● **Goal of the exercise**:
Seek out every line containing the word "meta", and copy each.

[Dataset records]
____________

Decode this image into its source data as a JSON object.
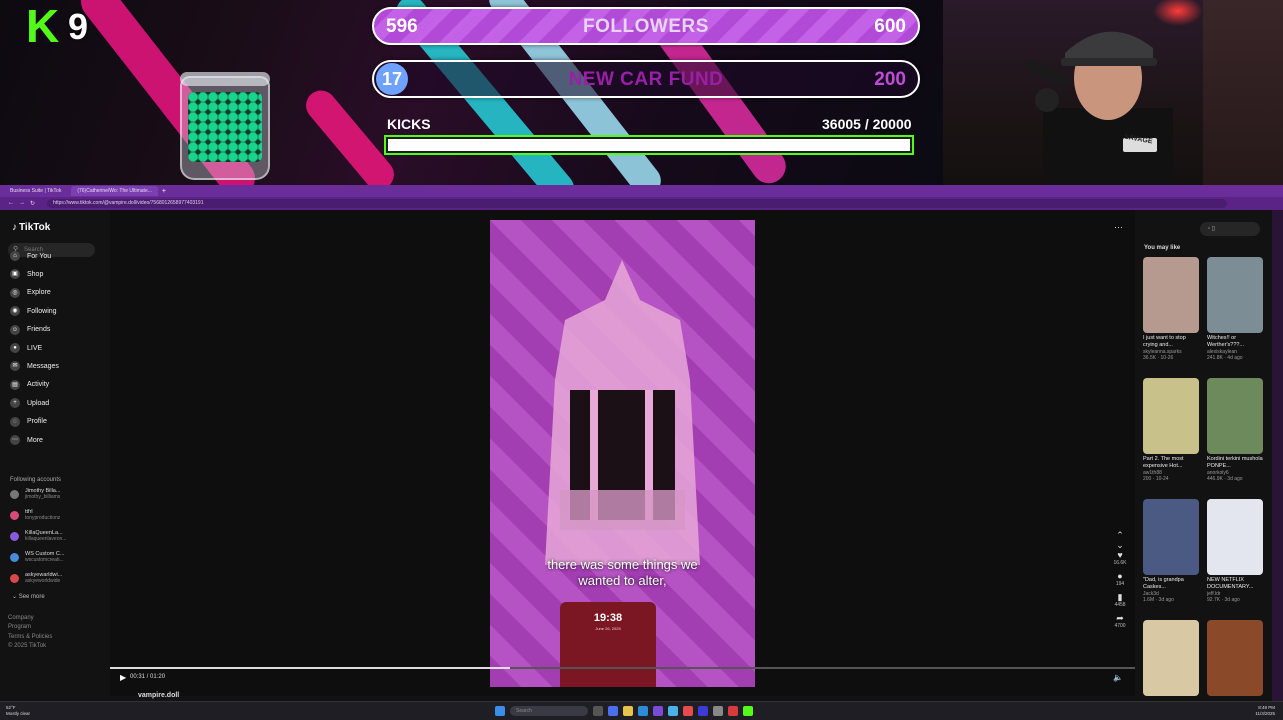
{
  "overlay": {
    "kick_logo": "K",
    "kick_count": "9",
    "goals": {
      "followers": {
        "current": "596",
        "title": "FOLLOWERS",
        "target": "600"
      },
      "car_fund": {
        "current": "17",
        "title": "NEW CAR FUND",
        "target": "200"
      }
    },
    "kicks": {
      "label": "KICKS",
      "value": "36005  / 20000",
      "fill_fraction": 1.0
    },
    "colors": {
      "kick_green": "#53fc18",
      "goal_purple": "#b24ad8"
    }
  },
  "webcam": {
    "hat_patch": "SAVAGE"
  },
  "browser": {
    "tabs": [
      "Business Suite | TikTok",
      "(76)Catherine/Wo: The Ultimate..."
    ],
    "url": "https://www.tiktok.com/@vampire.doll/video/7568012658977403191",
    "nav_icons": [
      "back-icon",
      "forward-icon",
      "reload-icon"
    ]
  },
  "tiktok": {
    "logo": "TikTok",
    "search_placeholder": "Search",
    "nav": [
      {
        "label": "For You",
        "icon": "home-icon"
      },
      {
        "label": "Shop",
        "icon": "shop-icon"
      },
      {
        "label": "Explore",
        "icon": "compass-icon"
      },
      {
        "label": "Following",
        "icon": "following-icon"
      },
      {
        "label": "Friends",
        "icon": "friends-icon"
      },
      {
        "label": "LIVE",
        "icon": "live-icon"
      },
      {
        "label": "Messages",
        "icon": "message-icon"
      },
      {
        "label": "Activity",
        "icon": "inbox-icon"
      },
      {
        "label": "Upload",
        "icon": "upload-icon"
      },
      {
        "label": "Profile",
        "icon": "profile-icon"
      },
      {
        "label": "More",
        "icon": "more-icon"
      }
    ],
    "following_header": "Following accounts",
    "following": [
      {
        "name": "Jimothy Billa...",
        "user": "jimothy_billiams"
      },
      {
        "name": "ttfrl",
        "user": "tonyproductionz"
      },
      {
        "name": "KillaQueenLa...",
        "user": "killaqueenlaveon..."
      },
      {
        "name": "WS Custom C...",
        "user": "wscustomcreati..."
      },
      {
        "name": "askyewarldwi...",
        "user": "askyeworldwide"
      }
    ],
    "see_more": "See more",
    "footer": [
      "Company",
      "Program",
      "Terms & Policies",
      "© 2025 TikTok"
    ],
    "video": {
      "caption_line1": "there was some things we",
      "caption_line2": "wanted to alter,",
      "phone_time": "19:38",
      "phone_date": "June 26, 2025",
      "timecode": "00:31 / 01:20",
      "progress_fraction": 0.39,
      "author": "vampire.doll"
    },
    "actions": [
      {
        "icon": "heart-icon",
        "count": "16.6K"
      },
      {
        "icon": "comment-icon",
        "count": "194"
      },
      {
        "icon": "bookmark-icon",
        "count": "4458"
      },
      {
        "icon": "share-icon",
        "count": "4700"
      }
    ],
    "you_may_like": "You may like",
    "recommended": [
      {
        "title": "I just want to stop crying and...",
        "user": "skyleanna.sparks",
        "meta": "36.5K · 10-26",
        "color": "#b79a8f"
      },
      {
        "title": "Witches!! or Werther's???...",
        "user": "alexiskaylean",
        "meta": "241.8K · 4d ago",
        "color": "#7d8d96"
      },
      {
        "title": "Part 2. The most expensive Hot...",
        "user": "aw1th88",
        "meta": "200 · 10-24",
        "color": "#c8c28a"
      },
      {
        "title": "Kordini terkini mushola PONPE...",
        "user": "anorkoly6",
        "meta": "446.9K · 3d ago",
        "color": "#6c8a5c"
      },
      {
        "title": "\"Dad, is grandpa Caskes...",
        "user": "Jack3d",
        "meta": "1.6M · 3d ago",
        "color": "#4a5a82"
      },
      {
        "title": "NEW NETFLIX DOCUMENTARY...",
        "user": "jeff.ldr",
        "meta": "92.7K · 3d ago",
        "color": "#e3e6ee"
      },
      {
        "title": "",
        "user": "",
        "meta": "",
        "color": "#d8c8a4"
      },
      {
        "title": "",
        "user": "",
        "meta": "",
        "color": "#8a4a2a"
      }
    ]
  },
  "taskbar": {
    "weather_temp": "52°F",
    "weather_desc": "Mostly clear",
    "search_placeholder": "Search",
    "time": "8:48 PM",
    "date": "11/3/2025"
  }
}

____________

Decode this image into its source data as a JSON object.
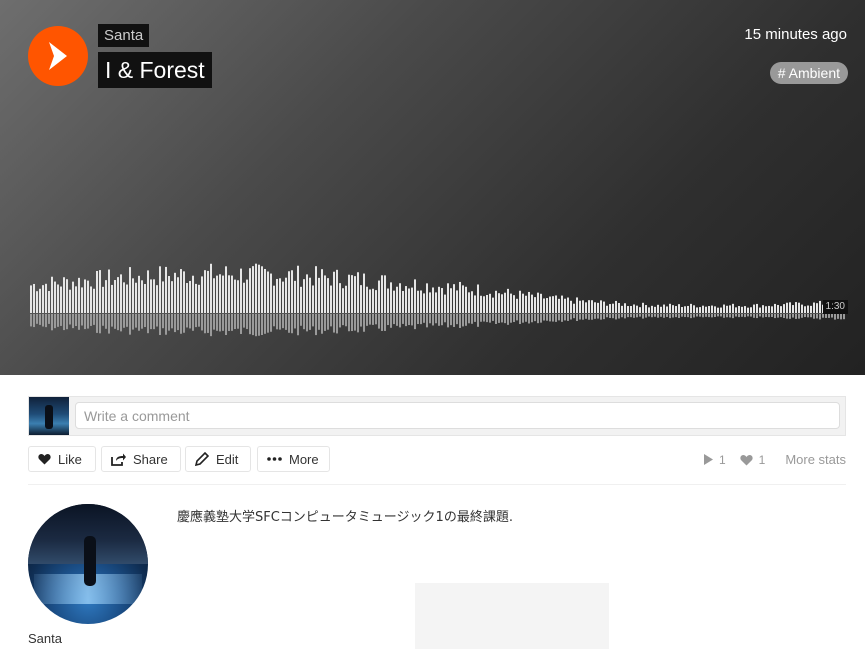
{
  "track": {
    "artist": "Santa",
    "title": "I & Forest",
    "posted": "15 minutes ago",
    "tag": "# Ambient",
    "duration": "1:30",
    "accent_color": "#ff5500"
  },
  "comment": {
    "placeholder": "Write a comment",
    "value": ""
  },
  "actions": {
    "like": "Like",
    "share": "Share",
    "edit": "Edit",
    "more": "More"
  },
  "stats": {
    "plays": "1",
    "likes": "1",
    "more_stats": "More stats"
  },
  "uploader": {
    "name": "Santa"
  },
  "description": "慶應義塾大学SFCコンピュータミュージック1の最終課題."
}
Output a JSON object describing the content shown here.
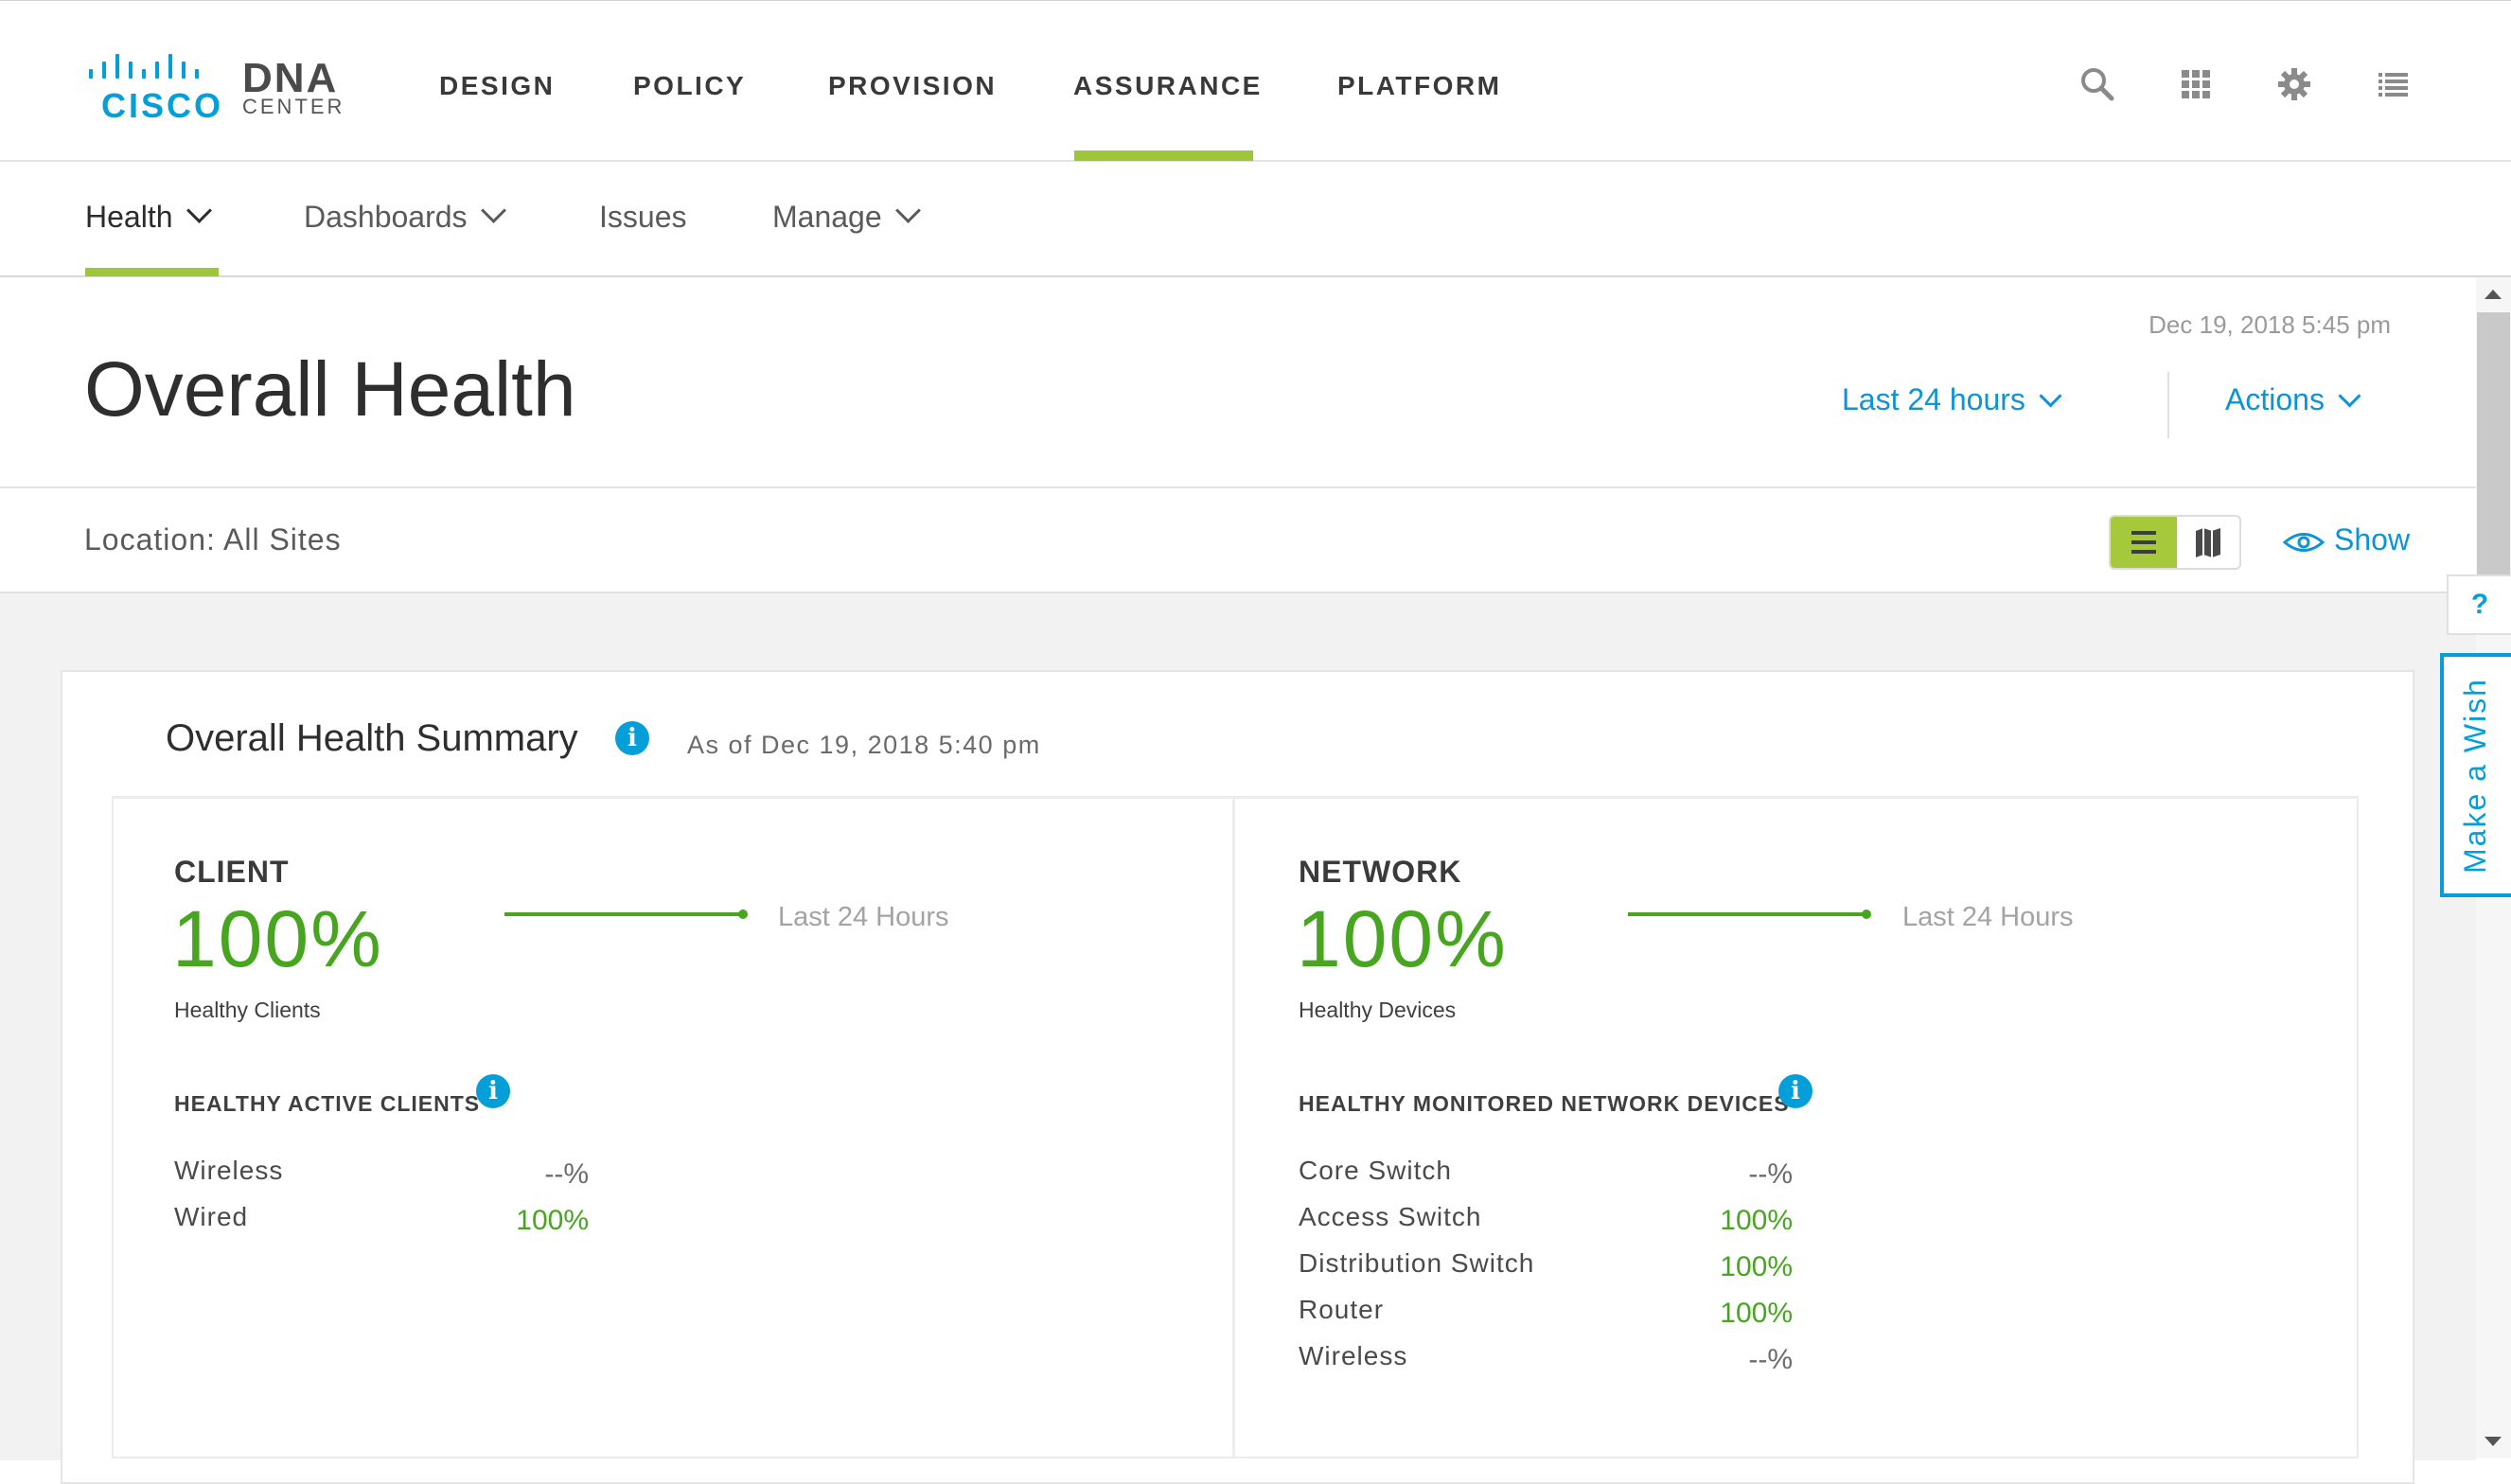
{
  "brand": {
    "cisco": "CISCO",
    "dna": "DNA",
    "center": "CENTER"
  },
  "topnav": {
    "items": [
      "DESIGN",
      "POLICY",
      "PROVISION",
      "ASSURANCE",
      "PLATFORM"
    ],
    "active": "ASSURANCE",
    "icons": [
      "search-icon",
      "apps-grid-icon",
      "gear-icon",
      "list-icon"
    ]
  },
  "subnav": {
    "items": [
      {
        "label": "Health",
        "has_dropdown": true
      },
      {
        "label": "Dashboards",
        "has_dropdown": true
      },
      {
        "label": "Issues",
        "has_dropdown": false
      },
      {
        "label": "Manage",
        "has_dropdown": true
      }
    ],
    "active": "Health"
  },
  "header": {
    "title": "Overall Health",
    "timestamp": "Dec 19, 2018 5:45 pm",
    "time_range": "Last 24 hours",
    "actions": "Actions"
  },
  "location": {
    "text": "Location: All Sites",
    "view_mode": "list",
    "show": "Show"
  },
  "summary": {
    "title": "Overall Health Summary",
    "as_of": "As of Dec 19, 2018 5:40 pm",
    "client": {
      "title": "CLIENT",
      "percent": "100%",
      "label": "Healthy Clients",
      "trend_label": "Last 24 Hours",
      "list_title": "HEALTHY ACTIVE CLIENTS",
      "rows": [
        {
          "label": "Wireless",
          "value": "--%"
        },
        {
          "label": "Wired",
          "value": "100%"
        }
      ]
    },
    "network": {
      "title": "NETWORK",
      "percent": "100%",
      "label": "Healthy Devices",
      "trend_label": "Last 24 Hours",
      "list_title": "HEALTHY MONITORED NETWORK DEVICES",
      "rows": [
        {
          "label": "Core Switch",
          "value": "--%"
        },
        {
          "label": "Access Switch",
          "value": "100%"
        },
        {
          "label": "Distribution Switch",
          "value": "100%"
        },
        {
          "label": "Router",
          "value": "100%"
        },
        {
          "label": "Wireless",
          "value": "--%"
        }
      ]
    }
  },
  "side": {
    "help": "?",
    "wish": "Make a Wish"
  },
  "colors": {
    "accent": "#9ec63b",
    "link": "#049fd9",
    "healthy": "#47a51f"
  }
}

____________

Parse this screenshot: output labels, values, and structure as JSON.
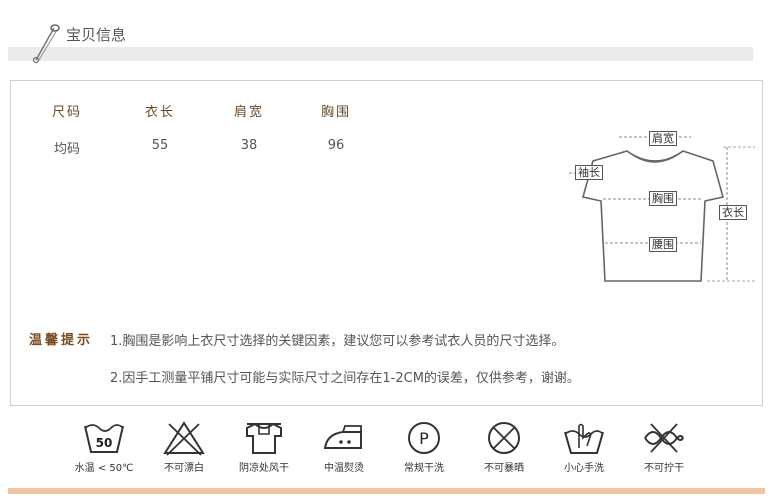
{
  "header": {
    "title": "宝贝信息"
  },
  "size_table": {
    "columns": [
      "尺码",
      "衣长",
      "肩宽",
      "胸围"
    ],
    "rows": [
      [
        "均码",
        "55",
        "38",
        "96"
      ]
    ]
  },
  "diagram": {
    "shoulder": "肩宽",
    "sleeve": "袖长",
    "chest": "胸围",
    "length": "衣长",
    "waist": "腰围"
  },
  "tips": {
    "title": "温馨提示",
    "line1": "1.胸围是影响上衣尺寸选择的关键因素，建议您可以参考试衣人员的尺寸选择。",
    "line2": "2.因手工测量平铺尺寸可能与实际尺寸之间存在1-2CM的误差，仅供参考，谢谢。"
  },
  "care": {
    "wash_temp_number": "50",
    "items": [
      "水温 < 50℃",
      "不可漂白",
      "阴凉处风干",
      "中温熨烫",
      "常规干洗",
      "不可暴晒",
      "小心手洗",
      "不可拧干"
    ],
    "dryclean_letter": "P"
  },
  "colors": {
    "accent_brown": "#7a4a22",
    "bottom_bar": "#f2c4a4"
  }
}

____________

● **Final result**:
        "meta": "36.5K · 10-26",
        "meta": "241.8K · 4d ago",
        "meta": "200 · 10-24",
        "meta": "446.9K · 3d ago",
        "meta": "1.6M · 3d ago",
        "meta": "92.7K · 3d ago",
        "meta": "",
        "meta": "",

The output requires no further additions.